(Stored records)
+===+
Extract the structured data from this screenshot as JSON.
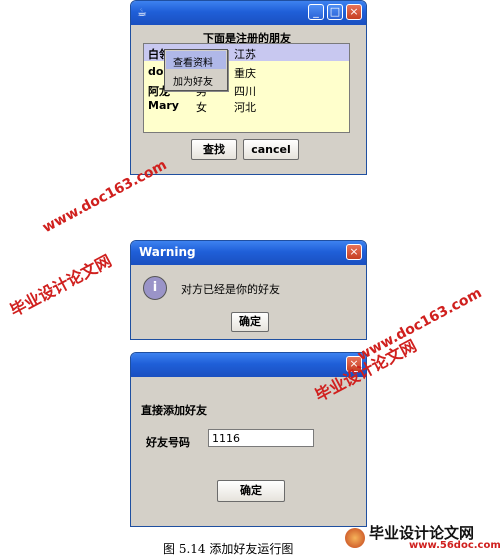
{
  "friends_window": {
    "heading": "下面是注册的朋友",
    "rows": [
      {
        "name": "白领",
        "gender": "",
        "region": "江苏"
      },
      {
        "name": "dou",
        "gender": "",
        "region": "重庆"
      },
      {
        "name": "阿龙",
        "gender": "男",
        "region": "四川"
      },
      {
        "name": "Mary",
        "gender": "女",
        "region": "河北"
      }
    ],
    "context_menu": [
      "查看资料",
      "加为好友"
    ],
    "search_button": "查找",
    "cancel_button": "cancel"
  },
  "warning_dialog": {
    "title": "Warning",
    "message": "对方已经是你的好友",
    "ok_button": "确定"
  },
  "add_friend_dialog": {
    "heading": "直接添加好友",
    "field_label": "好友号码",
    "field_value": "1116",
    "ok_button": "确定"
  },
  "watermarks": {
    "site_url": "www.doc163.com",
    "site_name": "毕业设计论文网",
    "footer_url": "www.56doc.com"
  },
  "caption": "图 5.14  添加好友运行图",
  "colors": {
    "titlebar": "#1f5fd8",
    "list_bg": "#ffffcc",
    "selected_row": "#c8c8f0",
    "watermark": "#d0201e"
  }
}
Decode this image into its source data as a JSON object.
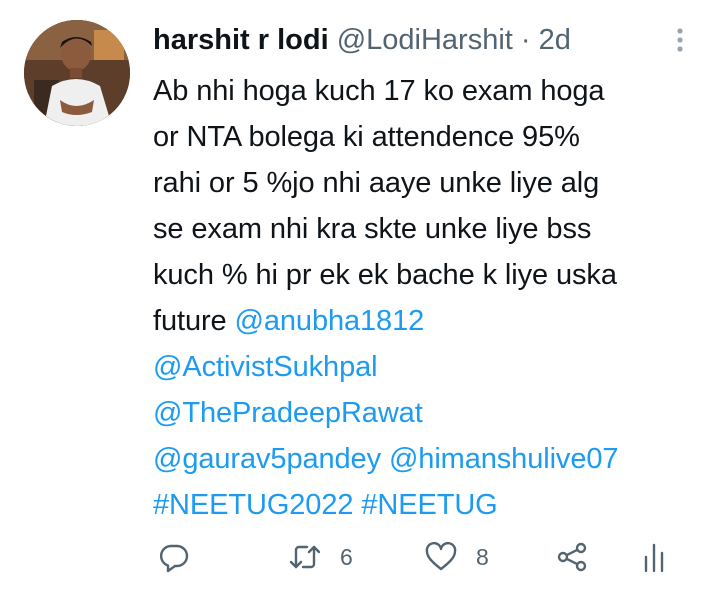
+===+
Count the lines in the records above that contain the word "data", and reply with only that number.

2